Your objective: The listing below should be copied in full, word for word.

+++ Data supplied +++

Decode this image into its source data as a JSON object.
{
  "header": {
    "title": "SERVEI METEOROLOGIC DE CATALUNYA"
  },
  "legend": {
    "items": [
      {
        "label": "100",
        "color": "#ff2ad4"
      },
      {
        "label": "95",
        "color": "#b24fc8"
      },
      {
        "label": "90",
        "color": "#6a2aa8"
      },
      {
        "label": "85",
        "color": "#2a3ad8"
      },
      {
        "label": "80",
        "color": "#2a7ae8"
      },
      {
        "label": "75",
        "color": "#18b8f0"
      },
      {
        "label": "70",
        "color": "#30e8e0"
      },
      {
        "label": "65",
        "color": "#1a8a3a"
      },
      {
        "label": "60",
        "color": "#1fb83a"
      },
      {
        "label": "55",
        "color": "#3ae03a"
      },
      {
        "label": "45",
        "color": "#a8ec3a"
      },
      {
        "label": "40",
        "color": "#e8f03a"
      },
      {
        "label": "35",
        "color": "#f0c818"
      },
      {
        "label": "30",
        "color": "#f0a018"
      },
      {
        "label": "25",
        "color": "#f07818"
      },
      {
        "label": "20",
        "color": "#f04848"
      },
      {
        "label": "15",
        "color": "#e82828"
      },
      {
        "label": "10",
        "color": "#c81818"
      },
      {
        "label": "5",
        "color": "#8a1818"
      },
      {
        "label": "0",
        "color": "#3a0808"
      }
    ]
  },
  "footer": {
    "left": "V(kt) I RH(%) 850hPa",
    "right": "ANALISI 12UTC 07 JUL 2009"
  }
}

+++

Result of this exercise:
Decode this image into its source data as a JSON object.
{
  "header": {
    "title": "SERVEI METEOROLOGIC DE CATALUNYA"
  },
  "legend": {
    "items": [
      {
        "label": "100",
        "color": "#ff2ad4"
      },
      {
        "label": "95",
        "color": "#b24fc8"
      },
      {
        "label": "90",
        "color": "#6a2aa8"
      },
      {
        "label": "85",
        "color": "#2a3ad8"
      },
      {
        "label": "80",
        "color": "#2a7ae8"
      },
      {
        "label": "75",
        "color": "#18b8f0"
      },
      {
        "label": "70",
        "color": "#30e8e0"
      },
      {
        "label": "65",
        "color": "#1a8a3a"
      },
      {
        "label": "60",
        "color": "#1fb83a"
      },
      {
        "label": "55",
        "color": "#3ae03a"
      },
      {
        "label": "45",
        "color": "#a8ec3a"
      },
      {
        "label": "40",
        "color": "#e8f03a"
      },
      {
        "label": "35",
        "color": "#f0c818"
      },
      {
        "label": "30",
        "color": "#f0a018"
      },
      {
        "label": "25",
        "color": "#f07818"
      },
      {
        "label": "20",
        "color": "#f04848"
      },
      {
        "label": "15",
        "color": "#e82828"
      },
      {
        "label": "10",
        "color": "#c81818"
      },
      {
        "label": "5",
        "color": "#8a1818"
      },
      {
        "label": "0",
        "color": "#3a0808"
      }
    ]
  },
  "footer": {
    "left": "V(kt) I RH(%) 850hPa",
    "right": "ANALISI 12UTC 07 JUL 2009"
  }
}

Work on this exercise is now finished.